=== EXERCISE DIRECTIONS ===
Each line containing the word "date" needs to be copied.

--- BEGIN INFORMATION SUPPLIED ---

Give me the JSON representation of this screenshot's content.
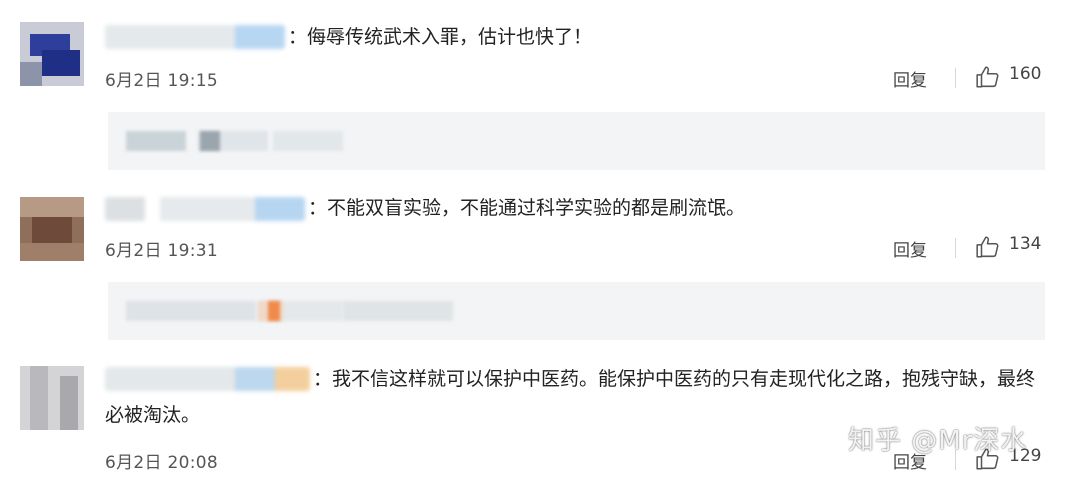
{
  "comments": [
    {
      "text": "：侮辱传统武术入罪，估计也快了！",
      "date": "6月2日 19:15",
      "reply_label": "回复",
      "likes": "160"
    },
    {
      "text": "：不能双盲实验，不能通过科学实验的都是刷流氓。",
      "date": "6月2日 19:31",
      "reply_label": "回复",
      "likes": "134"
    },
    {
      "text": "：我不信这样就可以保护中医药。能保护中医药的只有走现代化之路，抱残守缺，最终必被淘汰。",
      "date": "6月2日 20:08",
      "reply_label": "回复",
      "likes": "129"
    }
  ],
  "watermark": "知乎 @Mr深水",
  "icons": {
    "like": "thumbs-up-icon"
  },
  "colors": {
    "text": "#222222",
    "meta": "#555555",
    "subreply_bg": "#f3f4f6"
  }
}
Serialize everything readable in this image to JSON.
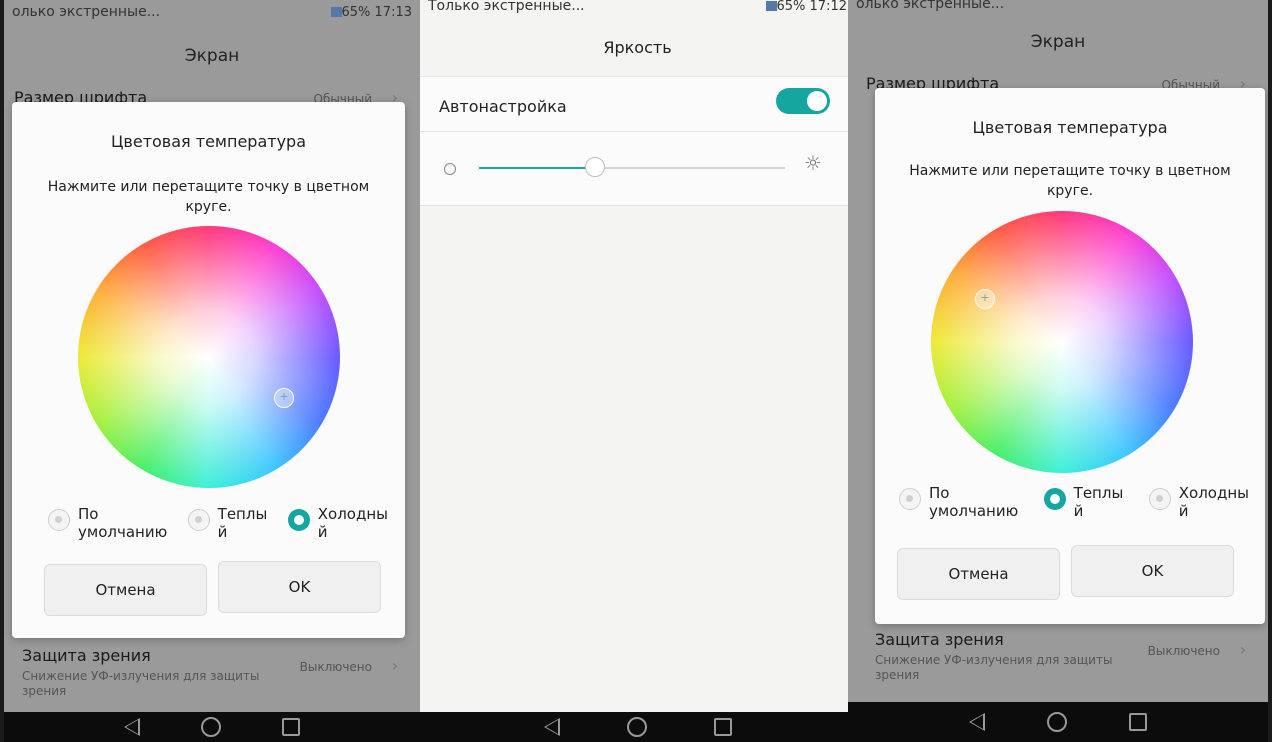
{
  "colors": {
    "accent": "#16a6a0",
    "dialog_bg": "#fbfbfb"
  },
  "left": {
    "status": {
      "text": "олько экстренные...",
      "right": "65%  17:13"
    },
    "title": "Экран",
    "font_row": {
      "title": "Размер шрифта",
      "value": "Обычный"
    },
    "dialog": {
      "title": "Цветовая температура",
      "message": "Нажмите или перетащите точку в цветном круге.",
      "options": [
        {
          "label": "По\nумолчанию",
          "selected": false
        },
        {
          "label": "Теплы\nй",
          "selected": false
        },
        {
          "label": "Холодны\nй",
          "selected": true
        }
      ],
      "cancel": "Отмена",
      "ok": "OK"
    },
    "eye_row": {
      "title": "Защита зрения",
      "subtitle": "Снижение УФ-излучения для защиты зрения",
      "value": "Выключено"
    }
  },
  "middle": {
    "status": {
      "text": "Только экстренные...",
      "right": "65%  17:12"
    },
    "title": "Яркость",
    "auto": {
      "label": "Автонастройка",
      "enabled": true
    },
    "brightness_level": 0.38
  },
  "right": {
    "status": {
      "text": "олько экстренные...",
      "right": ""
    },
    "title": "Экран",
    "font_row": {
      "title": "Размер шрифта",
      "value": "Обычный"
    },
    "dialog": {
      "title": "Цветовая температура",
      "message": "Нажмите или перетащите точку в цветном круге.",
      "options": [
        {
          "label": "По\nумолчанию",
          "selected": false
        },
        {
          "label": "Теплы\nй",
          "selected": true
        },
        {
          "label": "Холодны\nй",
          "selected": false
        }
      ],
      "cancel": "Отмена",
      "ok": "OK"
    },
    "eye_row": {
      "title": "Защита зрения",
      "subtitle": "Снижение УФ-излучения для защиты зрения",
      "value": "Выключено"
    }
  }
}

--- END INFORMATION SUPPLIED ---

=== ANSWER TO THIS TASK ===
      "date": "6月2日 19:15",
      "date": "6月2日 19:31",
      "date": "6月2日 20:08",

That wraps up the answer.